++++ Data extract

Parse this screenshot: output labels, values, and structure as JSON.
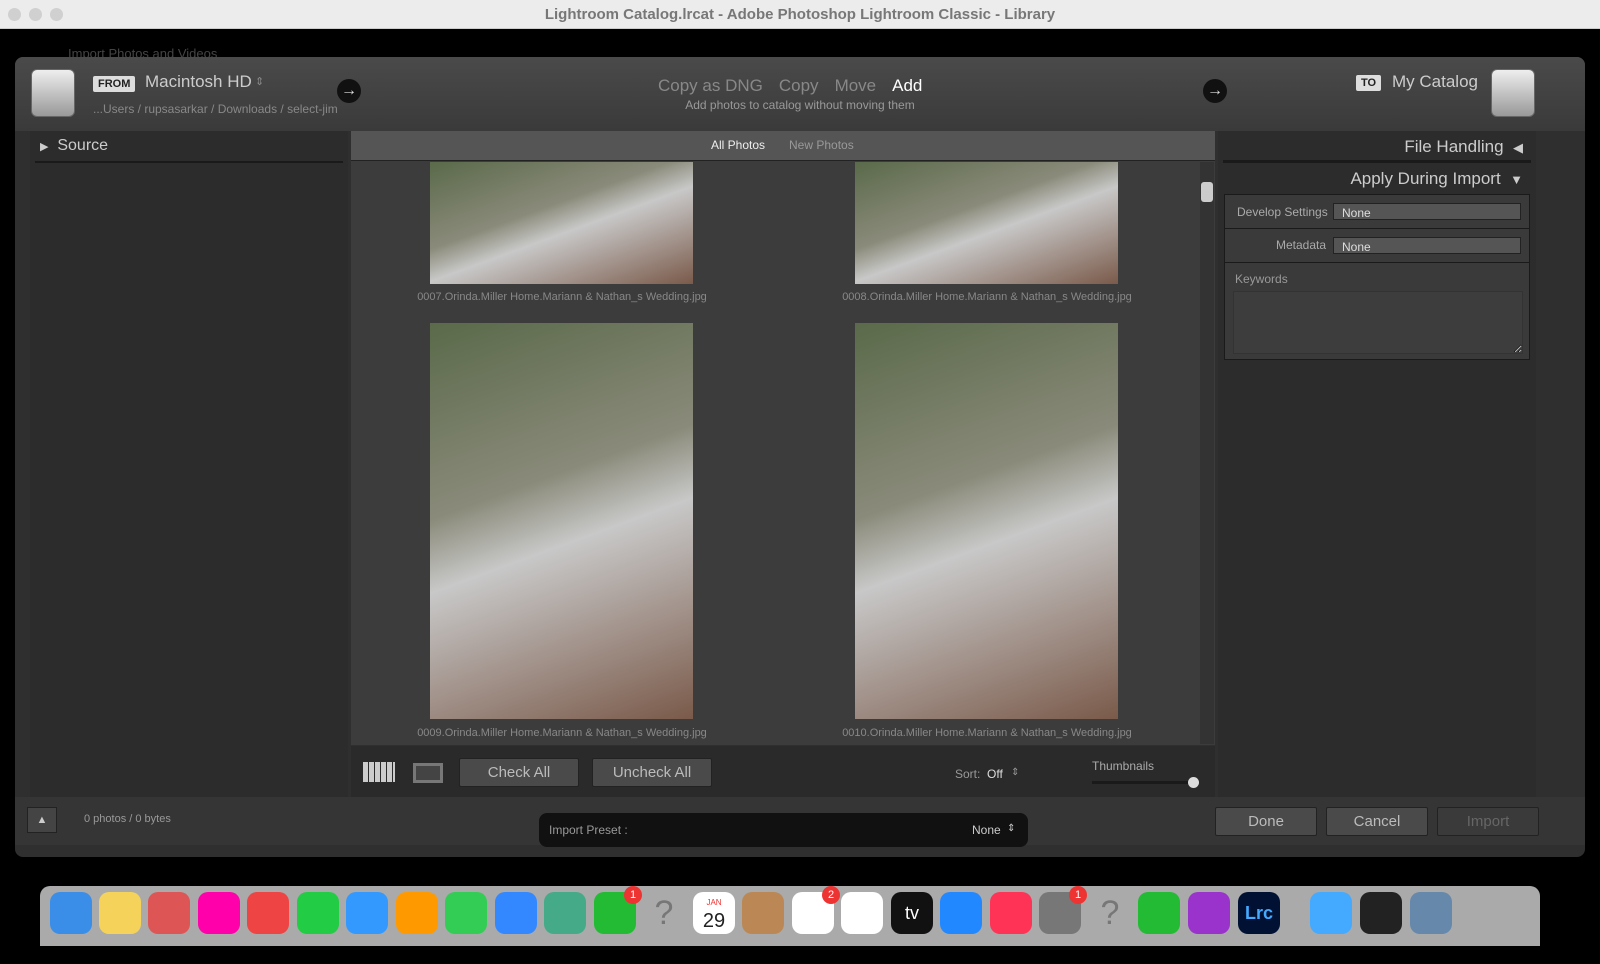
{
  "window": {
    "title": "Lightroom Catalog.lrcat - Adobe Photoshop Lightroom Classic - Library",
    "behind_title": "Import Photos and Videos"
  },
  "header": {
    "from_tag": "FROM",
    "source": "Macintosh HD",
    "source_path": "...Users / rupsasarkar / Downloads / select-jim",
    "modes": [
      "Copy as DNG",
      "Copy",
      "Move",
      "Add"
    ],
    "active_mode": "Add",
    "mode_description": "Add photos to catalog without moving them",
    "to_tag": "TO",
    "destination": "My Catalog"
  },
  "left_panel": {
    "source_label": "Source"
  },
  "grid": {
    "tabs": [
      "All Photos",
      "New Photos"
    ],
    "active_tab": "All Photos",
    "photos": [
      "0007.Orinda.Miller Home.Mariann & Nathan_s Wedding.jpg",
      "0008.Orinda.Miller Home.Mariann & Nathan_s Wedding.jpg",
      "0009.Orinda.Miller Home.Mariann & Nathan_s Wedding.jpg",
      "0010.Orinda.Miller Home.Mariann & Nathan_s Wedding.jpg"
    ]
  },
  "toolbar": {
    "check_all": "Check All",
    "uncheck_all": "Uncheck All",
    "sort_label": "Sort:",
    "sort_value": "Off",
    "thumbnails_label": "Thumbnails",
    "thumbnail_size": 1.0
  },
  "right_panel": {
    "file_handling": "File Handling",
    "apply_during_import": "Apply During Import",
    "develop_settings_label": "Develop Settings",
    "develop_settings_value": "None",
    "metadata_label": "Metadata",
    "metadata_value": "None",
    "keywords_label": "Keywords"
  },
  "footer": {
    "status": "0 photos / 0 bytes",
    "import_preset_label": "Import Preset :",
    "import_preset_value": "None",
    "done": "Done",
    "cancel": "Cancel",
    "import": "Import"
  },
  "dock": {
    "calendar_month": "JAN",
    "calendar_day": "29",
    "facetime_badge": "1",
    "reminders_badge": "2",
    "settings_badge": "1",
    "apps": [
      "Finder",
      "Notes",
      "Launchpad",
      "Photos",
      "Chrome",
      "WhatsApp",
      "Safari",
      "Pages",
      "Messages",
      "Mail",
      "Maps",
      "FaceTime",
      "Unknown",
      "Calendar",
      "Contacts",
      "Reminders",
      "Freeform",
      "TV",
      "App Store",
      "Music",
      "System Settings",
      "Unknown",
      "Numbers",
      "Podcasts",
      "Lightroom Classic",
      "QuickTime",
      "Frame",
      "Preview",
      "Trash"
    ],
    "lrc_label": "Lrc",
    "tv_label": "tv"
  }
}
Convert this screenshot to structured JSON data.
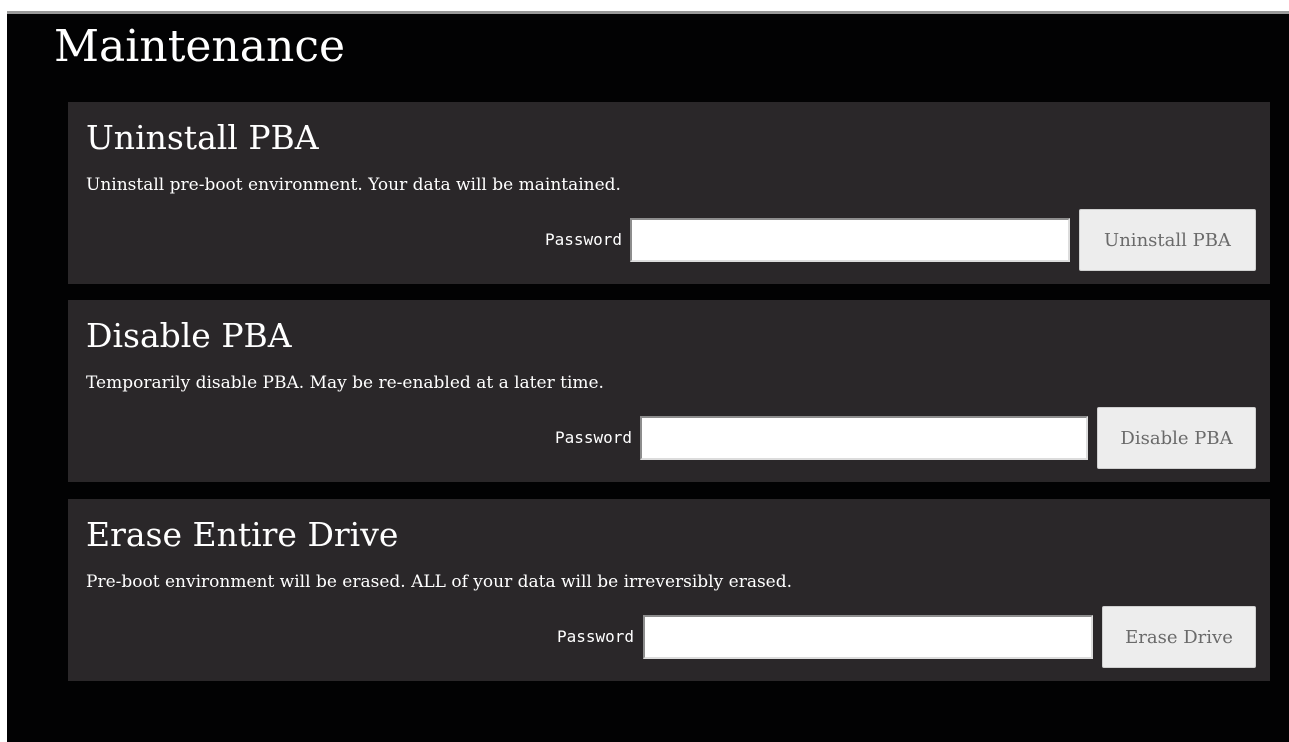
{
  "page": {
    "title": "Maintenance"
  },
  "sections": [
    {
      "title": "Uninstall PBA",
      "description": "Uninstall pre-boot environment. Your data will be maintained.",
      "password_label": "Password",
      "password_value": "",
      "button_label": "Uninstall PBA"
    },
    {
      "title": "Disable PBA",
      "description": "Temporarily disable PBA. May be re-enabled at a later time.",
      "password_label": "Password",
      "password_value": "",
      "button_label": "Disable PBA"
    },
    {
      "title": "Erase Entire Drive",
      "description": "Pre-boot environment will be erased. ALL of your data will be irreversibly erased.",
      "password_label": "Password",
      "password_value": "",
      "button_label": "Erase Drive"
    }
  ],
  "colors": {
    "background": "#020203",
    "panel": "#2a2729",
    "button": "#ededed",
    "button_text": "#6a6a6a",
    "text": "#ffffff"
  }
}
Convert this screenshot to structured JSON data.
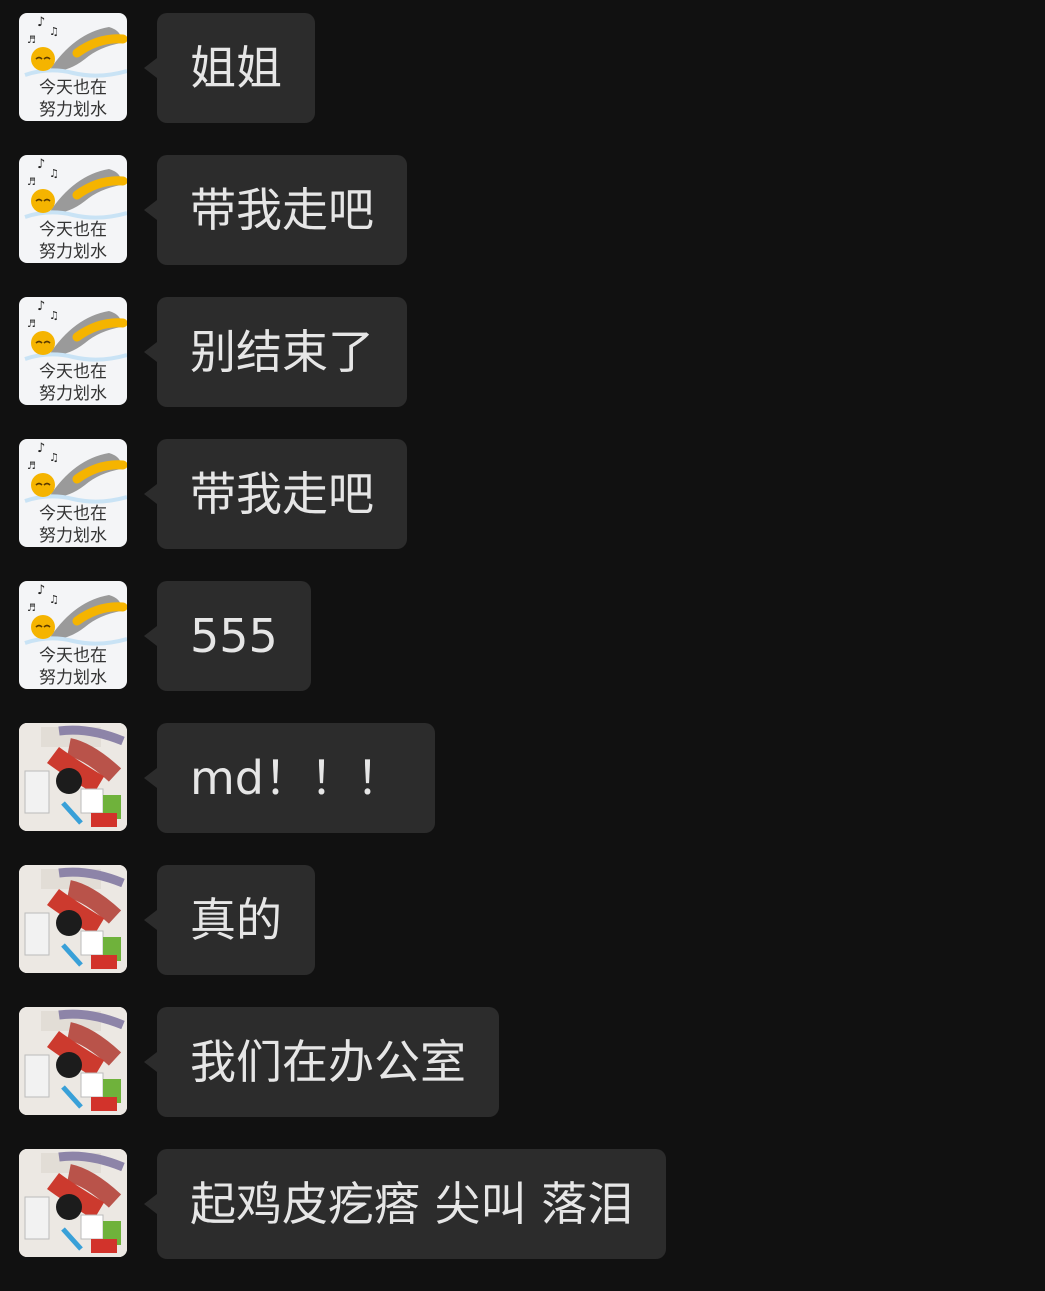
{
  "contact_a": {
    "avatar_caption_line1": "今天也在",
    "avatar_caption_line2": "努力划水"
  },
  "messages": [
    {
      "sender": "a",
      "text": "姐姐"
    },
    {
      "sender": "a",
      "text": "带我走吧"
    },
    {
      "sender": "a",
      "text": "别结束了"
    },
    {
      "sender": "a",
      "text": "带我走吧"
    },
    {
      "sender": "a",
      "text": "555"
    },
    {
      "sender": "b",
      "text": "md！！！"
    },
    {
      "sender": "b",
      "text": "真的"
    },
    {
      "sender": "b",
      "text": "我们在办公室"
    },
    {
      "sender": "b",
      "text": "起鸡皮疙瘩 尖叫 落泪"
    }
  ],
  "colors": {
    "background": "#111111",
    "bubble": "#2c2c2c",
    "text": "#e6e6e6"
  },
  "icons": {
    "avatar_a": "swimmer-emoji-avatar",
    "avatar_b": "photo-avatar"
  }
}
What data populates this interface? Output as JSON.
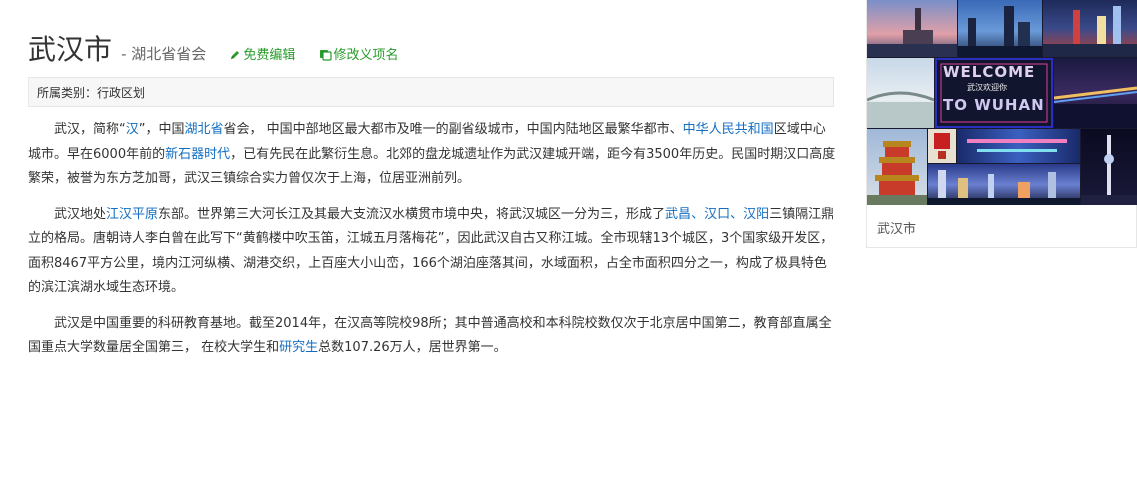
{
  "header": {
    "title": "武汉市",
    "subtitle": "- 湖北省省会",
    "edit_label": "免费编辑",
    "rename_label": "修改义项名"
  },
  "category": {
    "text": "所属类别：行政区划"
  },
  "paragraphs": {
    "p1": {
      "t1": "武汉，简称“",
      "l1": "汉",
      "t2": "”，中国",
      "l2": "湖北省",
      "t3": "省会， 中国中部地区最大都市及唯一的副省级城市，中国内陆地区最繁华都市、",
      "l3": "中华人民共和国",
      "t4": "区域中心城市。早在6000年前的",
      "l4": "新石器时代",
      "t5": "，已有先民在此繁衍生息。北郊的盘龙城遗址作为武汉建城开端，距今有3500年历史。民国时期汉口高度繁荣，被誉为东方芝加哥，武汉三镇综合实力曾仅次于上海，位居亚洲前列。"
    },
    "p2": {
      "t1": "武汉地处",
      "l1": "江汉平原",
      "t2": "东部。世界第三大河长江及其最大支流汉水横贯市境中央，将武汉城区一分为三，形成了",
      "l2": "武昌",
      "s1": "、",
      "l3": "汉口",
      "s2": "、",
      "l4": "汉阳",
      "t3": "三镇隔江鼎立的格局。唐朝诗人李白曾在此写下“黄鹤楼中吹玉笛，江城五月落梅花”，因此武汉自古又称江城。全市现辖13个城区，3个国家级开发区，面积8467平方公里，境内江河纵横、湖港交织，上百座大小山峦，166个湖泊座落其间，水域面积，占全市面积四分之一，构成了极具特色的滨江滨湖水域生态环境。"
    },
    "p3": {
      "t1": "武汉是中国重要的科研教育基地。截至2014年，在汉高等院校98所；其中普通高校和本科院校数仅次于北京居中国第二，教育部直属全国重点大学数量居全国第三， 在校大学生和",
      "l1": "研究生",
      "t2": "总数107.26万人，居世界第一。"
    }
  },
  "infobox": {
    "caption": "武汉市",
    "welcome_top": "WELCOME",
    "welcome_bottom": "TO WUHAN",
    "welcome_cn": "武汉欢迎你"
  },
  "colors": {
    "link": "#136ec2",
    "action": "#279c2a",
    "text": "#333333"
  }
}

++++++++

What to produce:
Extract all the entries word for word; omit any pictures.

Complete output:
Parse this screenshot: output labels, values, and structure as JSON.
{
  "window": {
    "title": "Lightroom Catalog.lrcat - Adobe Photoshop Lightroom Classic - Library",
    "behind_title": "Import Photos and Videos"
  },
  "header": {
    "from_tag": "FROM",
    "source": "Macintosh HD",
    "source_path": "...Users / rupsasarkar / Downloads / select-jim",
    "modes": [
      "Copy as DNG",
      "Copy",
      "Move",
      "Add"
    ],
    "active_mode": "Add",
    "mode_description": "Add photos to catalog without moving them",
    "to_tag": "TO",
    "destination": "My Catalog"
  },
  "left_panel": {
    "source_label": "Source"
  },
  "grid": {
    "tabs": [
      "All Photos",
      "New Photos"
    ],
    "active_tab": "All Photos",
    "photos": [
      "0007.Orinda.Miller Home.Mariann & Nathan_s Wedding.jpg",
      "0008.Orinda.Miller Home.Mariann & Nathan_s Wedding.jpg",
      "0009.Orinda.Miller Home.Mariann & Nathan_s Wedding.jpg",
      "0010.Orinda.Miller Home.Mariann & Nathan_s Wedding.jpg"
    ]
  },
  "toolbar": {
    "check_all": "Check All",
    "uncheck_all": "Uncheck All",
    "sort_label": "Sort:",
    "sort_value": "Off",
    "thumbnails_label": "Thumbnails",
    "thumbnail_size": 1.0
  },
  "right_panel": {
    "file_handling": "File Handling",
    "apply_during_import": "Apply During Import",
    "develop_settings_label": "Develop Settings",
    "develop_settings_value": "None",
    "metadata_label": "Metadata",
    "metadata_value": "None",
    "keywords_label": "Keywords"
  },
  "footer": {
    "status": "0 photos / 0 bytes",
    "import_preset_label": "Import Preset :",
    "import_preset_value": "None",
    "done": "Done",
    "cancel": "Cancel",
    "import": "Import"
  },
  "dock": {
    "calendar_month": "JAN",
    "calendar_day": "29",
    "facetime_badge": "1",
    "reminders_badge": "2",
    "settings_badge": "1",
    "apps": [
      "Finder",
      "Notes",
      "Launchpad",
      "Photos",
      "Chrome",
      "WhatsApp",
      "Safari",
      "Pages",
      "Messages",
      "Mail",
      "Maps",
      "FaceTime",
      "Unknown",
      "Calendar",
      "Contacts",
      "Reminders",
      "Freeform",
      "TV",
      "App Store",
      "Music",
      "System Settings",
      "Unknown",
      "Numbers",
      "Podcasts",
      "Lightroom Classic",
      "QuickTime",
      "Frame",
      "Preview",
      "Trash"
    ],
    "lrc_label": "Lrc",
    "tv_label": "tv"
  }
}
Convert this screenshot to structured JSON data.
{
  "page": {
    "title": "Maintenance"
  },
  "sections": [
    {
      "title": "Uninstall PBA",
      "description": "Uninstall pre-boot environment. Your data will be maintained.",
      "password_label": "Password",
      "password_value": "",
      "button_label": "Uninstall PBA"
    },
    {
      "title": "Disable PBA",
      "description": "Temporarily disable PBA. May be re-enabled at a later time.",
      "password_label": "Password",
      "password_value": "",
      "button_label": "Disable PBA"
    },
    {
      "title": "Erase Entire Drive",
      "description": "Pre-boot environment will be erased. ALL of your data will be irreversibly erased.",
      "password_label": "Password",
      "password_value": "",
      "button_label": "Erase Drive"
    }
  ],
  "colors": {
    "background": "#020203",
    "panel": "#2a2729",
    "button": "#ededed",
    "button_text": "#6a6a6a",
    "text": "#ffffff"
  }
}
Convert this screenshot to structured JSON data.
{
  "contact_a": {
    "avatar_caption_line1": "今天也在",
    "avatar_caption_line2": "努力划水"
  },
  "messages": [
    {
      "sender": "a",
      "text": "姐姐"
    },
    {
      "sender": "a",
      "text": "带我走吧"
    },
    {
      "sender": "a",
      "text": "别结束了"
    },
    {
      "sender": "a",
      "text": "带我走吧"
    },
    {
      "sender": "a",
      "text": "555"
    },
    {
      "sender": "b",
      "text": "md！！！"
    },
    {
      "sender": "b",
      "text": "真的"
    },
    {
      "sender": "b",
      "text": "我们在办公室"
    },
    {
      "sender": "b",
      "text": "起鸡皮疙瘩 尖叫 落泪"
    }
  ],
  "colors": {
    "background": "#111111",
    "bubble": "#2c2c2c",
    "text": "#e6e6e6"
  },
  "icons": {
    "avatar_a": "swimmer-emoji-avatar",
    "avatar_b": "photo-avatar"
  }
}
What data populates this interface? Output as JSON.
{
  "header": {
    "title": "武汉市",
    "subtitle": "- 湖北省省会",
    "edit_label": "免费编辑",
    "rename_label": "修改义项名"
  },
  "category": {
    "text": "所属类别：行政区划"
  },
  "paragraphs": {
    "p1": {
      "t1": "武汉，简称“",
      "l1": "汉",
      "t2": "”，中国",
      "l2": "湖北省",
      "t3": "省会， 中国中部地区最大都市及唯一的副省级城市，中国内陆地区最繁华都市、",
      "l3": "中华人民共和国",
      "t4": "区域中心城市。早在6000年前的",
      "l4": "新石器时代",
      "t5": "，已有先民在此繁衍生息。北郊的盘龙城遗址作为武汉建城开端，距今有3500年历史。民国时期汉口高度繁荣，被誉为东方芝加哥，武汉三镇综合实力曾仅次于上海，位居亚洲前列。"
    },
    "p2": {
      "t1": "武汉地处",
      "l1": "江汉平原",
      "t2": "东部。世界第三大河长江及其最大支流汉水横贯市境中央，将武汉城区一分为三，形成了",
      "l2": "武昌",
      "s1": "、",
      "l3": "汉口",
      "s2": "、",
      "l4": "汉阳",
      "t3": "三镇隔江鼎立的格局。唐朝诗人李白曾在此写下“黄鹤楼中吹玉笛，江城五月落梅花”，因此武汉自古又称江城。全市现辖13个城区，3个国家级开发区，面积8467平方公里，境内江河纵横、湖港交织，上百座大小山峦，166个湖泊座落其间，水域面积，占全市面积四分之一，构成了极具特色的滨江滨湖水域生态环境。"
    },
    "p3": {
      "t1": "武汉是中国重要的科研教育基地。截至2014年，在汉高等院校98所；其中普通高校和本科院校数仅次于北京居中国第二，教育部直属全国重点大学数量居全国第三， 在校大学生和",
      "l1": "研究生",
      "t2": "总数107.26万人，居世界第一。"
    }
  },
  "infobox": {
    "caption": "武汉市",
    "welcome_top": "WELCOME",
    "welcome_bottom": "TO WUHAN",
    "welcome_cn": "武汉欢迎你"
  },
  "colors": {
    "link": "#136ec2",
    "action": "#279c2a",
    "text": "#333333"
  }
}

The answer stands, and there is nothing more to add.